### Instruction
Collect all the lines that mention the word "Signature".

BEGIN Given entries

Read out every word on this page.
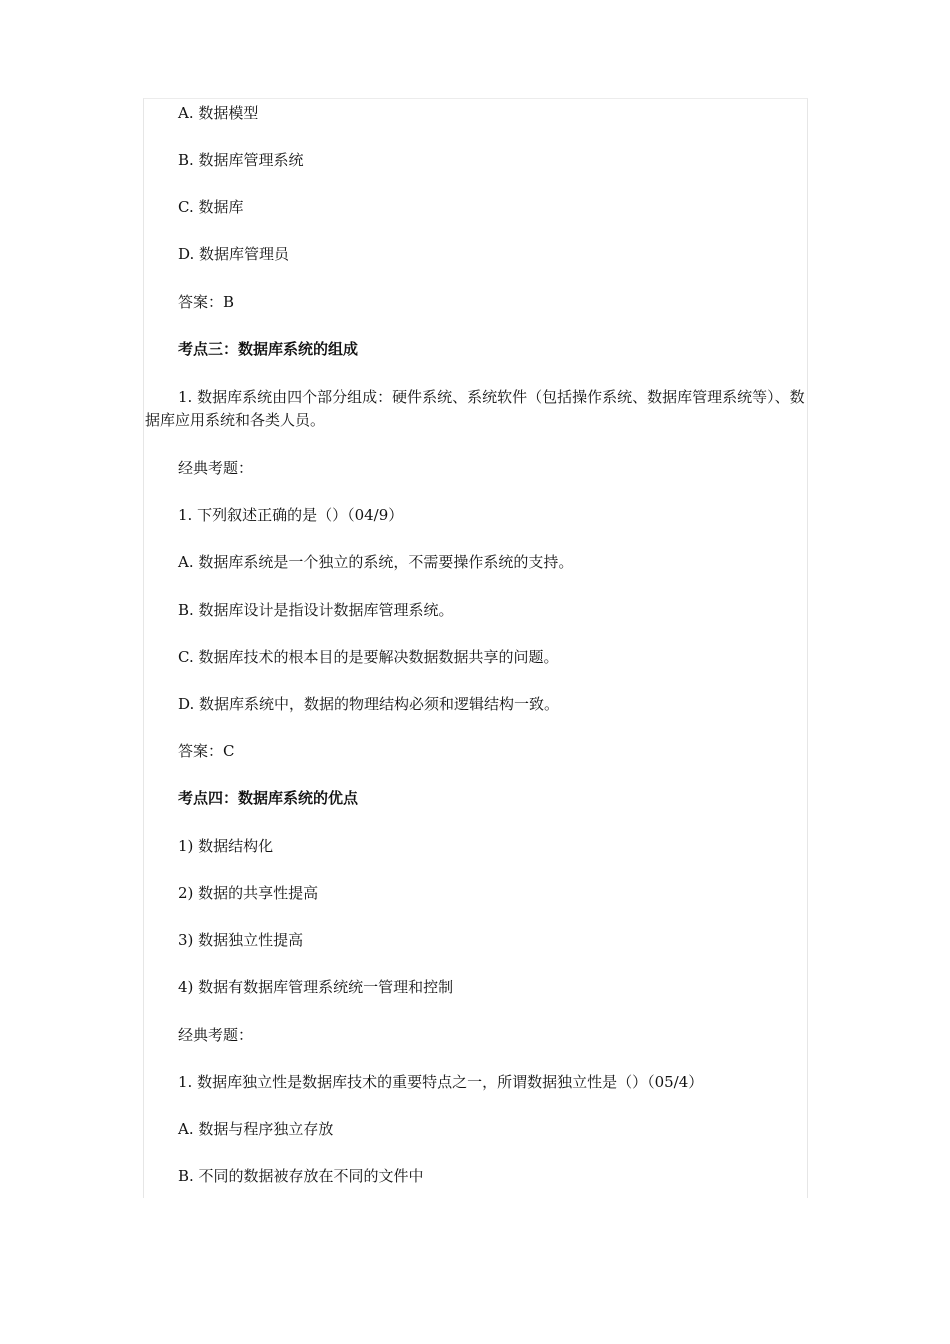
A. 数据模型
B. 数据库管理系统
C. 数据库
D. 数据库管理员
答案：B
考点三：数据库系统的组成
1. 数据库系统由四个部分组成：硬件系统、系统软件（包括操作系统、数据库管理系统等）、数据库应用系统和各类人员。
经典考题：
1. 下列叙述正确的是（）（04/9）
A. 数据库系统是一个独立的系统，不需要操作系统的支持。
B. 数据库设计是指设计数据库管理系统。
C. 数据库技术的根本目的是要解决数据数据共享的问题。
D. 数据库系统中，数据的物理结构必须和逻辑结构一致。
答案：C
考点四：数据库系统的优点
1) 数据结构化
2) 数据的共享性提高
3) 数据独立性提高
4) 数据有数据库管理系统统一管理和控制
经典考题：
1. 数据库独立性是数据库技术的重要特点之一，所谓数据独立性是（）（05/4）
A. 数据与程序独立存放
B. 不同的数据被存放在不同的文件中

END Given entries
BEGIN Given entries

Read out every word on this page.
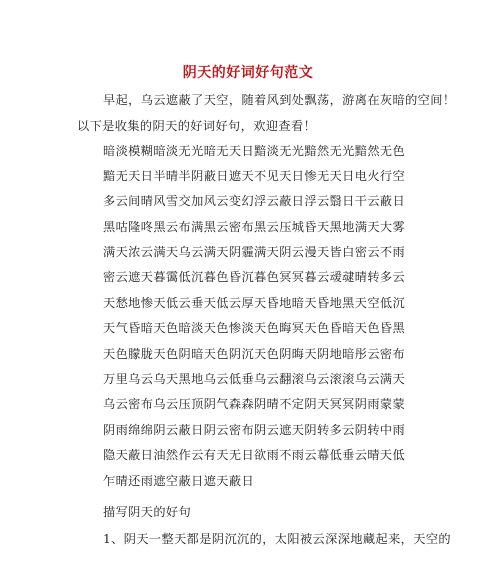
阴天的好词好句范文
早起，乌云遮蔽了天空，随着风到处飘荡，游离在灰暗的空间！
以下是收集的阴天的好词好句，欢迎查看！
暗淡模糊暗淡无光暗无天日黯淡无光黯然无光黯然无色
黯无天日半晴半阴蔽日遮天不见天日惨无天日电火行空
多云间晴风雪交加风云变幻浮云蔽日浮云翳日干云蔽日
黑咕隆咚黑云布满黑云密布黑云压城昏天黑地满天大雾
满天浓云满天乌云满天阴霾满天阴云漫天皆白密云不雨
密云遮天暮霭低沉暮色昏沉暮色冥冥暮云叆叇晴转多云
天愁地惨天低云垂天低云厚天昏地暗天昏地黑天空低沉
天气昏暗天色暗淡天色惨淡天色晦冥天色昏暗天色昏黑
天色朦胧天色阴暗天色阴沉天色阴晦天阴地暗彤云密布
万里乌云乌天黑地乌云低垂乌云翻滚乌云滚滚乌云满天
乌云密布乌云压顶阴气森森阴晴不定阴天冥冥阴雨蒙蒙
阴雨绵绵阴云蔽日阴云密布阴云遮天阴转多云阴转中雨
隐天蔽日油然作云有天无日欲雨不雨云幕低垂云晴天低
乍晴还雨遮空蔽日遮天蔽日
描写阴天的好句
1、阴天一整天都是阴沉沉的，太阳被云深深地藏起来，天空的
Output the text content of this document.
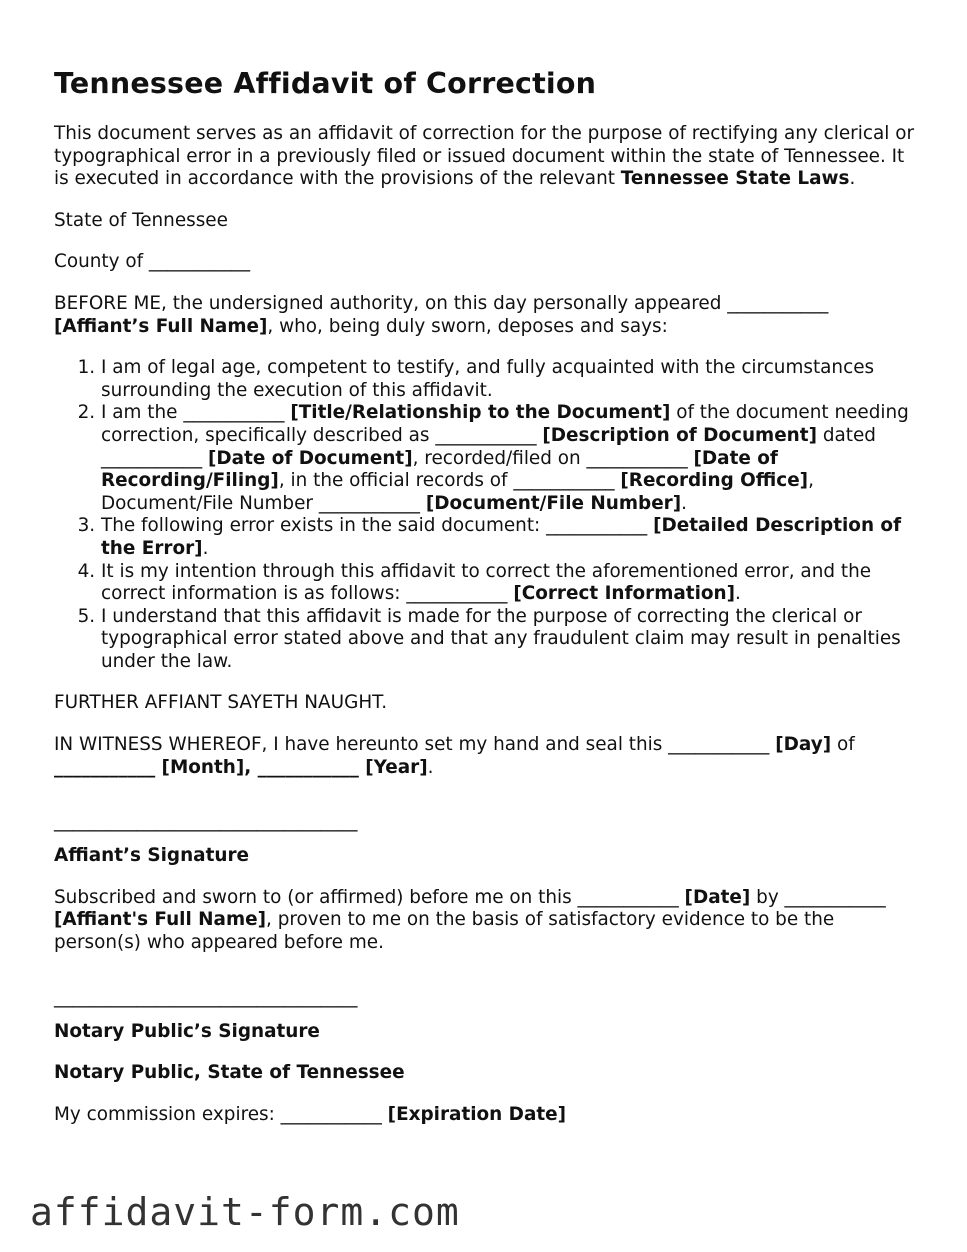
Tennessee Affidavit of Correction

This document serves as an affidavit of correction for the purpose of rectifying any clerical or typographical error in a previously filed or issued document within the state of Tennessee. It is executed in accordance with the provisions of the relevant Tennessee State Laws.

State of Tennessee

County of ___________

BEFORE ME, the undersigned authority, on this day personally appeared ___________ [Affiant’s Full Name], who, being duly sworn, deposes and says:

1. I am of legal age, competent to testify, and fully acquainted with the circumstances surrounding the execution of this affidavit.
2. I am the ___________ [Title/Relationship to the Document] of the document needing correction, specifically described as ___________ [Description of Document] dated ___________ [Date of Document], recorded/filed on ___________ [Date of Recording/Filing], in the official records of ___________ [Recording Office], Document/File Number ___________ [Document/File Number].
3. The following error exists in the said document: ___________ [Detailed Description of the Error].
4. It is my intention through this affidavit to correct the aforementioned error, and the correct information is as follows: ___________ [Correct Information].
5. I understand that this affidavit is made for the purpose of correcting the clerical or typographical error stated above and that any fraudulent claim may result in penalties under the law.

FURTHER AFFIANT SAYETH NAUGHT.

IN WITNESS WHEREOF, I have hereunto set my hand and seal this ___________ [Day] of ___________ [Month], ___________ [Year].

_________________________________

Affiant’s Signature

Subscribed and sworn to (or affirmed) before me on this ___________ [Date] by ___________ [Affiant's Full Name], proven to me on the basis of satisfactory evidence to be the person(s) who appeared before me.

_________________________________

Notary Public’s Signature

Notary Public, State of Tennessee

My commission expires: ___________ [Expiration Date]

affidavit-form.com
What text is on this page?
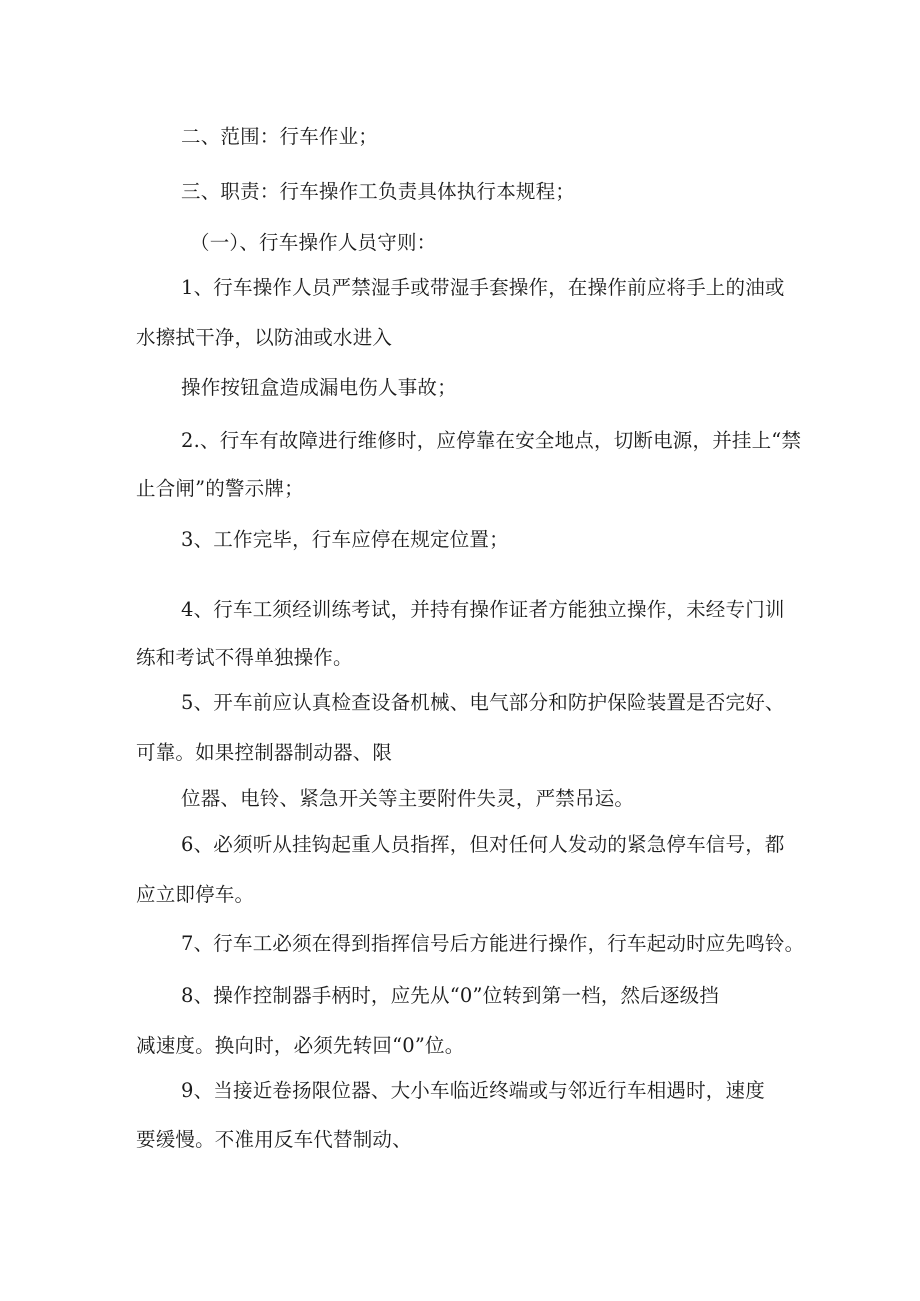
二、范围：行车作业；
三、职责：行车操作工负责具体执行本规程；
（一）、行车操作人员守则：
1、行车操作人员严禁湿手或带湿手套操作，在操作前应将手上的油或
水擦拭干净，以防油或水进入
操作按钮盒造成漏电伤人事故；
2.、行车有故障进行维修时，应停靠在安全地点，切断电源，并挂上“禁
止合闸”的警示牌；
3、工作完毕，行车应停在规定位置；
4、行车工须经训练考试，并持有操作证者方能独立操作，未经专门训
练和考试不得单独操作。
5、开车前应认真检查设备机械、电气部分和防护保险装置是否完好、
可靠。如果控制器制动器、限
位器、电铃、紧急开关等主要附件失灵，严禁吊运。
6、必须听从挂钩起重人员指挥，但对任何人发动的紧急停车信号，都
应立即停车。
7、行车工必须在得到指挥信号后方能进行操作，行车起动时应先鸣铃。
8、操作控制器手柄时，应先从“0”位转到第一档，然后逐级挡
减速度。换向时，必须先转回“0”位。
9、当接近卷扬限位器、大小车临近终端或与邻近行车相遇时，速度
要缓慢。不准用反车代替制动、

END Given entries

### Solution to the exercise
Affiant’s Signature
Notary Public’s Signature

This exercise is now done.